→ Work to complete
Scan the lines below; pull out those with "formats".

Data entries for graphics
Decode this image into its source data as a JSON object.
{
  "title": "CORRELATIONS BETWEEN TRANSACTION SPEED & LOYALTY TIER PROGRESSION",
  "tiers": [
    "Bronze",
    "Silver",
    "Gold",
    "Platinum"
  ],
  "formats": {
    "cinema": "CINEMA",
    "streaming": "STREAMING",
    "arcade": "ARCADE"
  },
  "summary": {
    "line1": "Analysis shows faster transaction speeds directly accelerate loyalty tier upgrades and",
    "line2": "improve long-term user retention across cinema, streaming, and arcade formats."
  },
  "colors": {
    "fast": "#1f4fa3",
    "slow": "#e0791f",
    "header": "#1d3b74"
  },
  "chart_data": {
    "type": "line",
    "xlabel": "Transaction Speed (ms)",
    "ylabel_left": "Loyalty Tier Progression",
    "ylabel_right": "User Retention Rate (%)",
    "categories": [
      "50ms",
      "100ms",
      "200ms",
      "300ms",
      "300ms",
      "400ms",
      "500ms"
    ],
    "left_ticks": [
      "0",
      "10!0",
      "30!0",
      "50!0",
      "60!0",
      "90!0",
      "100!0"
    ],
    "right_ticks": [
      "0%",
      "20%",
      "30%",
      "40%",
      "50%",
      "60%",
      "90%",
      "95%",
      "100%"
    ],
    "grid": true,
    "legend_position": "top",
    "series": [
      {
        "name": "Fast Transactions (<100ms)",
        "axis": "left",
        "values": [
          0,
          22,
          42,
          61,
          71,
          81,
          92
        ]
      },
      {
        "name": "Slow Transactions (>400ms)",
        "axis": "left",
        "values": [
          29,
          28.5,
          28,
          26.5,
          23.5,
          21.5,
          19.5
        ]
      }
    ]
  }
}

→ Expected answer
  "formats": {
    "line2": "improve long-term user retention across cinema, streaming, and arcade formats."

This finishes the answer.